Do this:
Keep the wording of each record exactly the same when you repeat it, and leave out pictures.

[Start of Data lines]

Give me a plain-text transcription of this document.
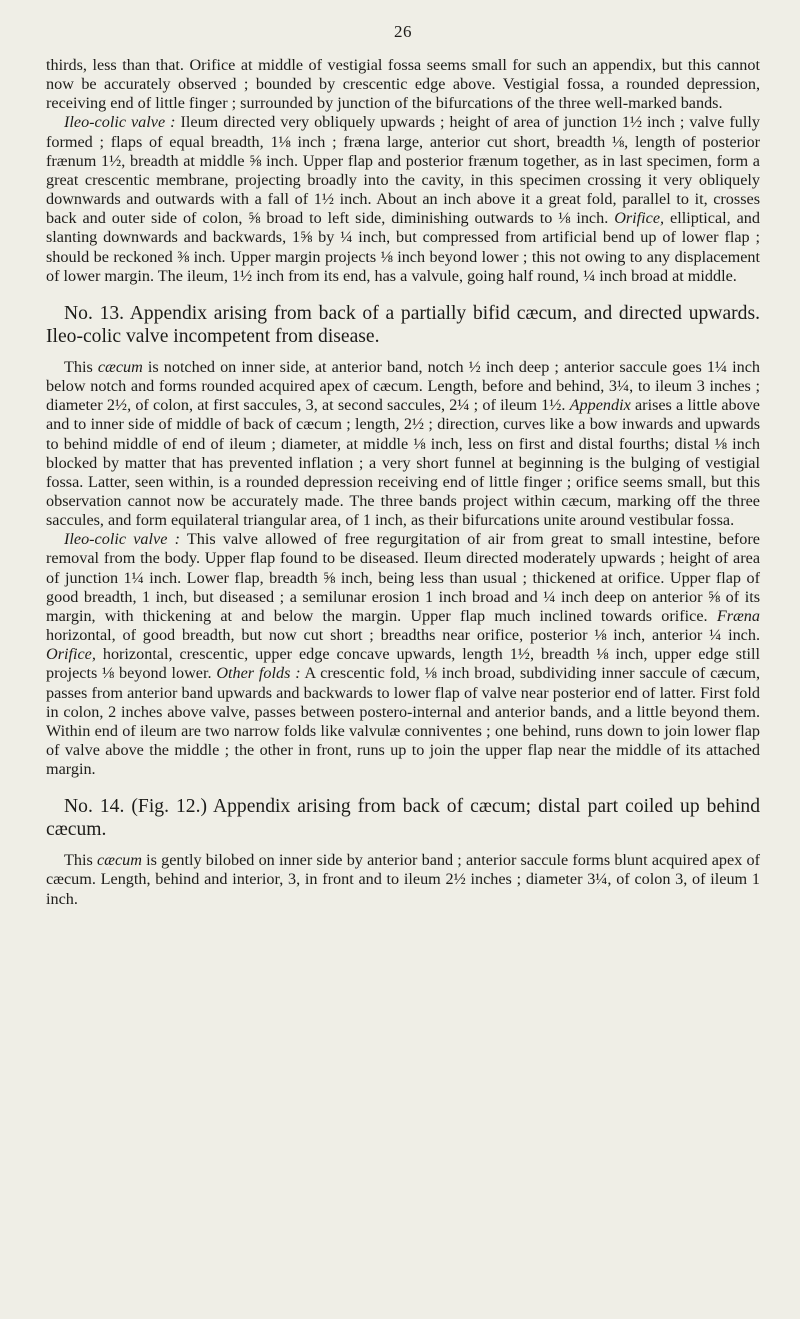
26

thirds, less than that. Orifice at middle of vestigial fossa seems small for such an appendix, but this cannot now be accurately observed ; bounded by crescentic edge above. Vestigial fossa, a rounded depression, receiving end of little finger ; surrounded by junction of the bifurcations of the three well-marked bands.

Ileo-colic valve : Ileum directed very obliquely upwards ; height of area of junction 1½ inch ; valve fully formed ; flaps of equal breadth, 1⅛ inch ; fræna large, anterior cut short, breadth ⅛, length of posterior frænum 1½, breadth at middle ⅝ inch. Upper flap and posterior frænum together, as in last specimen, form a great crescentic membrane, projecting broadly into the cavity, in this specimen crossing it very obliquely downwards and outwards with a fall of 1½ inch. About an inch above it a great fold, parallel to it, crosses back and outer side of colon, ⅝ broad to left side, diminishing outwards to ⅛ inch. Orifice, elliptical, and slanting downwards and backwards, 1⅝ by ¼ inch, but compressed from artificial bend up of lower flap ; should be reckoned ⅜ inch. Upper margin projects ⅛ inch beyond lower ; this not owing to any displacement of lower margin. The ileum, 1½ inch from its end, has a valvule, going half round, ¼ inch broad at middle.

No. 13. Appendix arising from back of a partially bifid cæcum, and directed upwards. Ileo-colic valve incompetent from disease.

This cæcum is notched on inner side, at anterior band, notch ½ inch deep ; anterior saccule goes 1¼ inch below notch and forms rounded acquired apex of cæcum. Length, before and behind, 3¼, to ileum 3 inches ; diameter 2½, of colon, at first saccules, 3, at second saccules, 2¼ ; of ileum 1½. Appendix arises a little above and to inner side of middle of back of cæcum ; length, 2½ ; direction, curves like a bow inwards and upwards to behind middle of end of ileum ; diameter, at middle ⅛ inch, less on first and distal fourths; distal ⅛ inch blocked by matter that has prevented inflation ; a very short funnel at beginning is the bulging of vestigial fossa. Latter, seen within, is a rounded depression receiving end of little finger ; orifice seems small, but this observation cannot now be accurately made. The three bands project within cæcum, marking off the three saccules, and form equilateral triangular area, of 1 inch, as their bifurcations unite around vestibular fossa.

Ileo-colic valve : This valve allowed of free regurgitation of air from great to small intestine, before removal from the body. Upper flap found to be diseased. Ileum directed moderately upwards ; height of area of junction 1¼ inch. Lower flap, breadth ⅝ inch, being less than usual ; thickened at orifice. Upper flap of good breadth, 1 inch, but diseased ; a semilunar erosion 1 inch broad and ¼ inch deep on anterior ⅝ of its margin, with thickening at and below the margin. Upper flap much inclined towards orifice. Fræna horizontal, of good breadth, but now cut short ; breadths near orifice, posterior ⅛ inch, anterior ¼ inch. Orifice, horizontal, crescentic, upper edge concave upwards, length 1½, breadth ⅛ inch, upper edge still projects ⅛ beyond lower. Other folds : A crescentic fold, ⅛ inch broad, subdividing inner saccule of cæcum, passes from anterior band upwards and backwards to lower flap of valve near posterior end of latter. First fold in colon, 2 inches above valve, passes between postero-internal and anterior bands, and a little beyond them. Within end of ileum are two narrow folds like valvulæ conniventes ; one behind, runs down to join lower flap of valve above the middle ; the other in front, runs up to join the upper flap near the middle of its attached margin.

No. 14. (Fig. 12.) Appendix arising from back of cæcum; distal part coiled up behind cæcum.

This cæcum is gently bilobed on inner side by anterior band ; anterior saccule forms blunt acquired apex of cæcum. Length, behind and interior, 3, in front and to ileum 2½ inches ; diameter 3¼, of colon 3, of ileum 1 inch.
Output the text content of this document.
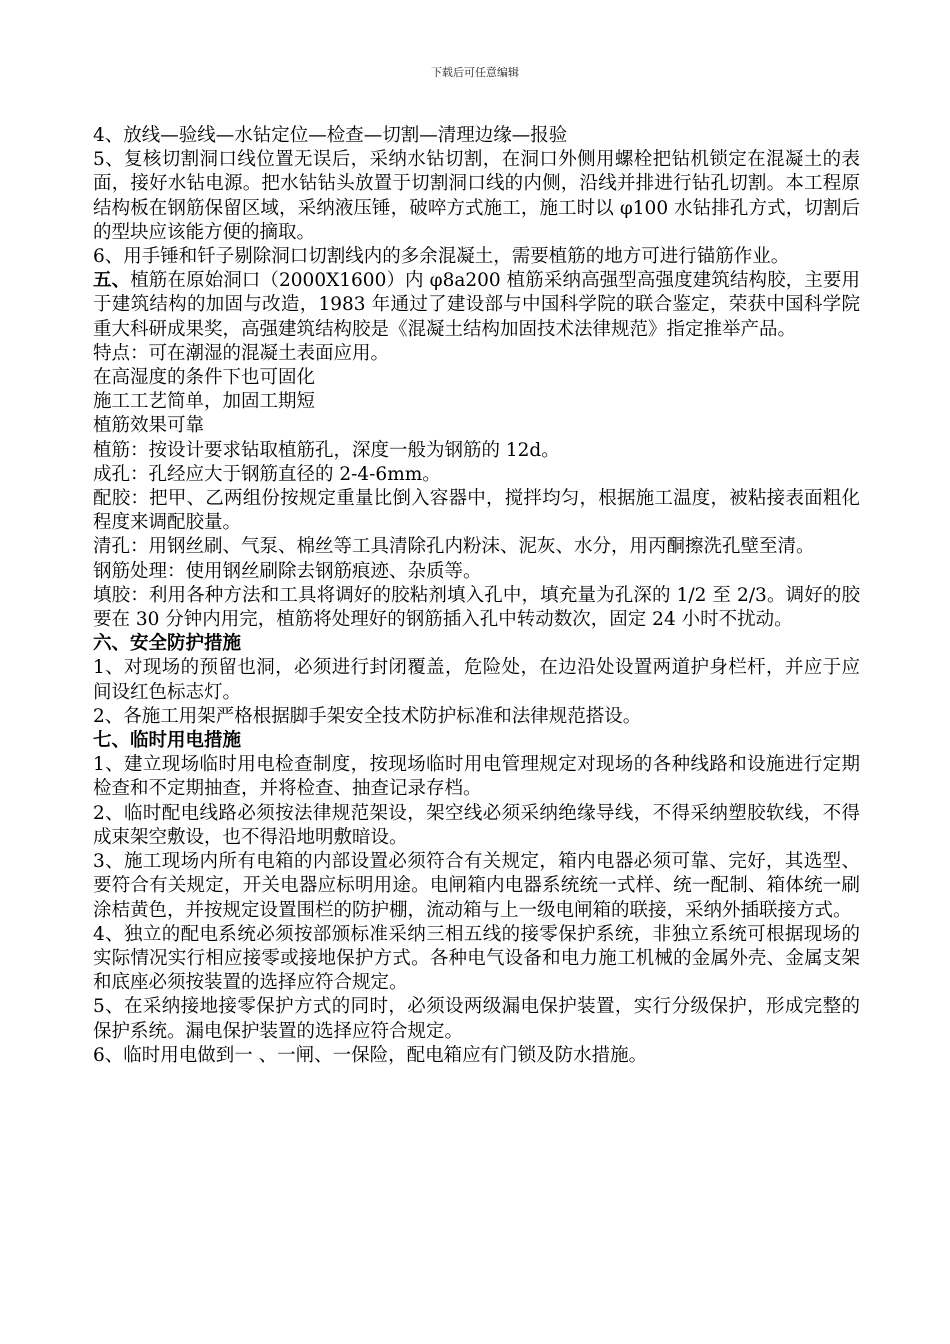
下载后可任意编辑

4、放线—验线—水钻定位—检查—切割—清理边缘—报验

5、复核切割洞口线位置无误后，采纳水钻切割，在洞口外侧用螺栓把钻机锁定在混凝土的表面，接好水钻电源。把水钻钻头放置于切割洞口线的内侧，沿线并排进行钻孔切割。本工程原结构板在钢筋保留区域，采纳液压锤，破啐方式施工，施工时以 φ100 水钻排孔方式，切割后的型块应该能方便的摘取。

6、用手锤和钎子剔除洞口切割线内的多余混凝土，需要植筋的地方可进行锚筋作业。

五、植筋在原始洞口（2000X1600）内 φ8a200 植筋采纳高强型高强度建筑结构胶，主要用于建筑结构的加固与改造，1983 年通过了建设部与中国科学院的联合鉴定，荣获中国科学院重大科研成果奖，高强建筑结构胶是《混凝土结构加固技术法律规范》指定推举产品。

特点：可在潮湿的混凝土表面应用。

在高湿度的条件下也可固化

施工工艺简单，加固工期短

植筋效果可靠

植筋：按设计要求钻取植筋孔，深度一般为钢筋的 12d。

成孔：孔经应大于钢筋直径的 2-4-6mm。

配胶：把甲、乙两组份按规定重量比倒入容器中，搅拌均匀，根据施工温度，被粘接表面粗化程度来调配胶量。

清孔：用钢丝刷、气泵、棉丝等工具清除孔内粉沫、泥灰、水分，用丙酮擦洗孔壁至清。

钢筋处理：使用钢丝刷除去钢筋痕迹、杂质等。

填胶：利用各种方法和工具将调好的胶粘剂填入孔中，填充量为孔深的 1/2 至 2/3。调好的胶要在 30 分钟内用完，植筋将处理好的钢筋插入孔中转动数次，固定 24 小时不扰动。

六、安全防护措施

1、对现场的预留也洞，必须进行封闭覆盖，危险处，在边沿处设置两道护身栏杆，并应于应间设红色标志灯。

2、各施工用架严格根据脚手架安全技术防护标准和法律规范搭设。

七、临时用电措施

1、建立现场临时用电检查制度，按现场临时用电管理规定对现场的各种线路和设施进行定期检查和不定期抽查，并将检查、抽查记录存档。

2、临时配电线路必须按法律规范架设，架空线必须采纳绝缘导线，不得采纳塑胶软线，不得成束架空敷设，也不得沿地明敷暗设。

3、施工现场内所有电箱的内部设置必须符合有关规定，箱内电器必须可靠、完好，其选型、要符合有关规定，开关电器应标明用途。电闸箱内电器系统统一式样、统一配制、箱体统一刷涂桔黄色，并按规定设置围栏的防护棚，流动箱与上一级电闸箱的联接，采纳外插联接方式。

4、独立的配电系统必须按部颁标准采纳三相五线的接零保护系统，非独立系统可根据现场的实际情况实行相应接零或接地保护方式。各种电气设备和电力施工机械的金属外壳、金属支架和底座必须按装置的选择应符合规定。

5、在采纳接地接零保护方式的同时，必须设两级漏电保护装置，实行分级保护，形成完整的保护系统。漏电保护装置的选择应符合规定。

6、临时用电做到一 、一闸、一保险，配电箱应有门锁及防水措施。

[End of Data lines]

Solution to this exercise:
Give me a plain-text transcription of this document.
26

thirds, less than that. Orifice at middle of vestigial fossa seems small for such an appendix, but this cannot now be accurately observed ; bounded by crescentic edge above. Vestigial fossa, a rounded depression, receiving end of little finger ; surrounded by junction of the bifurcations of the three well-marked bands.

Ileo-colic valve : Ileum directed very obliquely upwards ; height of area of junction 1½ inch ; valve fully formed ; flaps of equal breadth, 1⅛ inch ; fræna large, anterior cut short, breadth ⅛, length of posterior frænum 1½, breadth at middle ⅝ inch. Upper flap and posterior frænum together, as in last specimen, form a great crescentic membrane, projecting broadly into the cavity, in this specimen crossing it very obliquely downwards and outwards with a fall of 1½ inch. About an inch above it a great fold, parallel to it, crosses back and outer side of colon, ⅝ broad to left side, diminishing outwards to ⅛ inch. Orifice, elliptical, and slanting downwards and backwards, 1⅝ by ¼ inch, but compressed from artificial bend up of lower flap ; should be reckoned ⅜ inch. Upper margin projects ⅛ inch beyond lower ; this not owing to any displacement of lower margin. The ileum, 1½ inch from its end, has a valvule, going half round, ¼ inch broad at middle.

No. 13. Appendix arising from back of a partially bifid cæcum, and directed upwards. Ileo-colic valve incompetent from disease.

This cæcum is notched on inner side, at anterior band, notch ½ inch deep ; anterior saccule goes 1¼ inch below notch and forms rounded acquired apex of cæcum. Length, before and behind, 3¼, to ileum 3 inches ; diameter 2½, of colon, at first saccules, 3, at second saccules, 2¼ ; of ileum 1½. Appendix arises a little above and to inner side of middle of back of cæcum ; length, 2½ ; direction, curves like a bow inwards and upwards to behind middle of end of ileum ; diameter, at middle ⅛ inch, less on first and distal fourths; distal ⅛ inch blocked by matter that has prevented inflation ; a very short funnel at beginning is the bulging of vestigial fossa. Latter, seen within, is a rounded depression receiving end of little finger ; orifice seems small, but this observation cannot now be accurately made. The three bands project within cæcum, marking off the three saccules, and form equilateral triangular area, of 1 inch, as their bifurcations unite around vestibular fossa.

Ileo-colic valve : This valve allowed of free regurgitation of air from great to small intestine, before removal from the body. Upper flap found to be diseased. Ileum directed moderately upwards ; height of area of junction 1¼ inch. Lower flap, breadth ⅝ inch, being less than usual ; thickened at orifice. Upper flap of good breadth, 1 inch, but diseased ; a semilunar erosion 1 inch broad and ¼ inch deep on anterior ⅝ of its margin, with thickening at and below the margin. Upper flap much inclined towards orifice. Fræna horizontal, of good breadth, but now cut short ; breadths near orifice, posterior ⅛ inch, anterior ¼ inch. Orifice, horizontal, crescentic, upper edge concave upwards, length 1½, breadth ⅛ inch, upper edge still projects ⅛ beyond lower. Other folds : A crescentic fold, ⅛ inch broad, subdividing inner saccule of cæcum, passes from anterior band upwards and backwards to lower flap of valve near posterior end of latter. First fold in colon, 2 inches above valve, passes between postero-internal and anterior bands, and a little beyond them. Within end of ileum are two narrow folds like valvulæ conniventes ; one behind, runs down to join lower flap of valve above the middle ; the other in front, runs up to join the upper flap near the middle of its attached margin.

No. 14. (Fig. 12.) Appendix arising from back of cæcum; distal part coiled up behind cæcum.

This cæcum is gently bilobed on inner side by anterior band ; anterior saccule forms blunt acquired apex of cæcum. Length, behind and interior, 3, in front and to ileum 2½ inches ; diameter 3¼, of colon 3, of ileum 1 inch.
Output the text content of this document.
下载后可任意编辑

4、放线—验线—水钻定位—检查—切割—清理边缘—报验

5、复核切割洞口线位置无误后，采纳水钻切割，在洞口外侧用螺栓把钻机锁定在混凝土的表面，接好水钻电源。把水钻钻头放置于切割洞口线的内侧，沿线并排进行钻孔切割。本工程原结构板在钢筋保留区域，采纳液压锤，破啐方式施工，施工时以 φ100 水钻排孔方式，切割后的型块应该能方便的摘取。

6、用手锤和钎子剔除洞口切割线内的多余混凝土，需要植筋的地方可进行锚筋作业。

五、植筋在原始洞口（2000X1600）内 φ8a200 植筋采纳高强型高强度建筑结构胶，主要用于建筑结构的加固与改造，1983 年通过了建设部与中国科学院的联合鉴定，荣获中国科学院重大科研成果奖，高强建筑结构胶是《混凝土结构加固技术法律规范》指定推举产品。

特点：可在潮湿的混凝土表面应用。

在高湿度的条件下也可固化

施工工艺简单，加固工期短

植筋效果可靠

植筋：按设计要求钻取植筋孔，深度一般为钢筋的 12d。

成孔：孔经应大于钢筋直径的 2-4-6mm。

配胶：把甲、乙两组份按规定重量比倒入容器中，搅拌均匀，根据施工温度，被粘接表面粗化程度来调配胶量。

清孔：用钢丝刷、气泵、棉丝等工具清除孔内粉沫、泥灰、水分，用丙酮擦洗孔壁至清。

钢筋处理：使用钢丝刷除去钢筋痕迹、杂质等。

填胶：利用各种方法和工具将调好的胶粘剂填入孔中，填充量为孔深的 1/2 至 2/3。调好的胶要在 30 分钟内用完，植筋将处理好的钢筋插入孔中转动数次，固定 24 小时不扰动。

六、安全防护措施

1、对现场的预留也洞，必须进行封闭覆盖，危险处，在边沿处设置两道护身栏杆，并应于应间设红色标志灯。

2、各施工用架严格根据脚手架安全技术防护标准和法律规范搭设。

七、临时用电措施

1、建立现场临时用电检查制度，按现场临时用电管理规定对现场的各种线路和设施进行定期检查和不定期抽查，并将检查、抽查记录存档。

2、临时配电线路必须按法律规范架设，架空线必须采纳绝缘导线，不得采纳塑胶软线，不得成束架空敷设，也不得沿地明敷暗设。

3、施工现场内所有电箱的内部设置必须符合有关规定，箱内电器必须可靠、完好，其选型、要符合有关规定，开关电器应标明用途。电闸箱内电器系统统一式样、统一配制、箱体统一刷涂桔黄色，并按规定设置围栏的防护棚，流动箱与上一级电闸箱的联接，采纳外插联接方式。

4、独立的配电系统必须按部颁标准采纳三相五线的接零保护系统，非独立系统可根据现场的实际情况实行相应接零或接地保护方式。各种电气设备和电力施工机械的金属外壳、金属支架和底座必须按装置的选择应符合规定。

5、在采纳接地接零保护方式的同时，必须设两级漏电保护装置，实行分级保护，形成完整的保护系统。漏电保护装置的选择应符合规定。

6、临时用电做到一 、一闸、一保险，配电箱应有门锁及防水措施。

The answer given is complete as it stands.